The problem:
Could you transcribe the material below exactly, without leaving out a single line?

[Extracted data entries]
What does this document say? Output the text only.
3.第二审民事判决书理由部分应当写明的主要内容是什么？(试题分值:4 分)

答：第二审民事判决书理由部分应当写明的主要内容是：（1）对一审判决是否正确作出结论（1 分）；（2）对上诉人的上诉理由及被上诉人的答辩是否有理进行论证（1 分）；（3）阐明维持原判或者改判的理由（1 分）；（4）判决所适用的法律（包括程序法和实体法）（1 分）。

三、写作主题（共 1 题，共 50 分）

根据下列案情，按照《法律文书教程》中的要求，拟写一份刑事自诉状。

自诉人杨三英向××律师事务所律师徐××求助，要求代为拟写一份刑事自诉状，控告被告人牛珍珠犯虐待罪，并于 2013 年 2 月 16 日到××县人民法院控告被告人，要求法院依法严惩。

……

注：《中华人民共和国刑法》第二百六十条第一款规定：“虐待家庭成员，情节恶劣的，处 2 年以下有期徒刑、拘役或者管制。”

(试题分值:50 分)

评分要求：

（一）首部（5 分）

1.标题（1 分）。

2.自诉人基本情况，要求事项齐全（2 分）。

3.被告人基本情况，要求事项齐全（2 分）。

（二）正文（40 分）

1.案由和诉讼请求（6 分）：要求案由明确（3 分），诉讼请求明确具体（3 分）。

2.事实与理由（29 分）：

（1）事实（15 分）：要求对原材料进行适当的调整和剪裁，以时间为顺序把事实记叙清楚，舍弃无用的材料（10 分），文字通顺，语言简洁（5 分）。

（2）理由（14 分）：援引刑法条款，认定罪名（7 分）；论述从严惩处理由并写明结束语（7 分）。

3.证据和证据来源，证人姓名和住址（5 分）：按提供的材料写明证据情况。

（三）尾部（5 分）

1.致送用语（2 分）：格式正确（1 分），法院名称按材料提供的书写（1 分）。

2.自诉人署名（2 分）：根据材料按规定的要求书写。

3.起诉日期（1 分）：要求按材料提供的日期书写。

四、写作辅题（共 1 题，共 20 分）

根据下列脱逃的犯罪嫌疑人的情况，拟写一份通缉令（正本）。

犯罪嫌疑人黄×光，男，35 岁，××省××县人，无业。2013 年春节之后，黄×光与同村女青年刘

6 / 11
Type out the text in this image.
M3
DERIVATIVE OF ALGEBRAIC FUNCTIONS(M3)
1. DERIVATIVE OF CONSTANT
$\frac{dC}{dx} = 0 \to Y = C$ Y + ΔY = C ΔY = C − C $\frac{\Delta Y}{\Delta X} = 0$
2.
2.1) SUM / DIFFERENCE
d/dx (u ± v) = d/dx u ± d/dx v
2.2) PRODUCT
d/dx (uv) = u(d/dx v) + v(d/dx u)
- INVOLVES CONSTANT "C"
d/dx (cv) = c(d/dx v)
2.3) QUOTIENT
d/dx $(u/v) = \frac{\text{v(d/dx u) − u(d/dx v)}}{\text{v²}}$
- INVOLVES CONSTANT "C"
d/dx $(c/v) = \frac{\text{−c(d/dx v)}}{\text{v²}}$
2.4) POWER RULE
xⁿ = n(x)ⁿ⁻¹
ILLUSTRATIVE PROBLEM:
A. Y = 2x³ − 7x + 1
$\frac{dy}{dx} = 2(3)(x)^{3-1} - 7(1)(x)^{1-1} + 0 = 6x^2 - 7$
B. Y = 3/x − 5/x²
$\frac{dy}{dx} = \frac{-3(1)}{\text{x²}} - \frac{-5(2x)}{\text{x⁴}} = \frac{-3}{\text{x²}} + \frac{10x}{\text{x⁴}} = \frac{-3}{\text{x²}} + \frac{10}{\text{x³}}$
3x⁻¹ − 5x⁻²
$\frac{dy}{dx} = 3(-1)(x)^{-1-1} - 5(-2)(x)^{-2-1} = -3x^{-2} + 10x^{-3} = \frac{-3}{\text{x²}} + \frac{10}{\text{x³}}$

Response to the exercise:
What does this document say? Output the text only.
3.第二审民事判决书理由部分应当写明的主要内容是什么？(试题分值:4 分)

答：第二审民事判决书理由部分应当写明的主要内容是：（1）对一审判决是否正确作出结论（1 分）；（2）对上诉人的上诉理由及被上诉人的答辩是否有理进行论证（1 分）；（3）阐明维持原判或者改判的理由（1 分）；（4）判决所适用的法律（包括程序法和实体法）（1 分）。

三、写作主题（共 1 题，共 50 分）

根据下列案情，按照《法律文书教程》中的要求，拟写一份刑事自诉状。

自诉人杨三英向××律师事务所律师徐××求助，要求代为拟写一份刑事自诉状，控告被告人牛珍珠犯虐待罪，并于 2013 年 2 月 16 日到××县人民法院控告被告人，要求法院依法严惩。

……

注：《中华人民共和国刑法》第二百六十条第一款规定：“虐待家庭成员，情节恶劣的，处 2 年以下有期徒刑、拘役或者管制。”

(试题分值:50 分)

评分要求：

（一）首部（5 分）

1.标题（1 分）。

2.自诉人基本情况，要求事项齐全（2 分）。

3.被告人基本情况，要求事项齐全（2 分）。

（二）正文（40 分）

1.案由和诉讼请求（6 分）：要求案由明确（3 分），诉讼请求明确具体（3 分）。

2.事实与理由（29 分）：

（1）事实（15 分）：要求对原材料进行适当的调整和剪裁，以时间为顺序把事实记叙清楚，舍弃无用的材料（10 分），文字通顺，语言简洁（5 分）。

（2）理由（14 分）：援引刑法条款，认定罪名（7 分）；论述从严惩处理由并写明结束语（7 分）。

3.证据和证据来源，证人姓名和住址（5 分）：按提供的材料写明证据情况。

（三）尾部（5 分）

1.致送用语（2 分）：格式正确（1 分），法院名称按材料提供的书写（1 分）。

2.自诉人署名（2 分）：根据材料按规定的要求书写。

3.起诉日期（1 分）：要求按材料提供的日期书写。

四、写作辅题（共 1 题，共 20 分）

根据下列脱逃的犯罪嫌疑人的情况，拟写一份通缉令（正本）。

犯罪嫌疑人黄×光，男，35 岁，××省××县人，无业。2013 年春节之后，黄×光与同村女青年刘

6 / 11
Type out the text in this image.
M3
DERIVATIVE OF ALGEBRAIC FUNCTIONS(M3)
1. DERIVATIVE OF CONSTANT
$\frac{dC}{dx} = 0 \to Y = C$ Y + ΔY = C ΔY = C − C $\frac{\Delta Y}{\Delta X} = 0$
2.
2.1) SUM / DIFFERENCE
d/dx (u ± v) = d/dx u ± d/dx v
2.2) PRODUCT
d/dx (uv) = u(d/dx v) + v(d/dx u)
- INVOLVES CONSTANT "C"
d/dx (cv) = c(d/dx v)
2.3) QUOTIENT
d/dx $(u/v) = \frac{\text{v(d/dx u) − u(d/dx v)}}{\text{v²}}$
- INVOLVES CONSTANT "C"
d/dx $(c/v) = \frac{\text{−c(d/dx v)}}{\text{v²}}$
2.4) POWER RULE
xⁿ = n(x)ⁿ⁻¹
ILLUSTRATIVE PROBLEM:
A. Y = 2x³ − 7x + 1
$\frac{dy}{dx} = 2(3)(x)^{3-1} - 7(1)(x)^{1-1} + 0 = 6x^2 - 7$
B. Y = 3/x − 5/x²
$\frac{dy}{dx} = \frac{-3(1)}{\text{x²}} - \frac{-5(2x)}{\text{x⁴}} = \frac{-3}{\text{x²}} + \frac{10x}{\text{x⁴}} = \frac{-3}{\text{x²}} + \frac{10}{\text{x³}}$
3x⁻¹ − 5x⁻²
$\frac{dy}{dx} = 3(-1)(x)^{-1-1} - 5(-2)(x)^{-2-1} = -3x^{-2} + 10x^{-3} = \frac{-3}{\text{x²}} + \frac{10}{\text{x³}}$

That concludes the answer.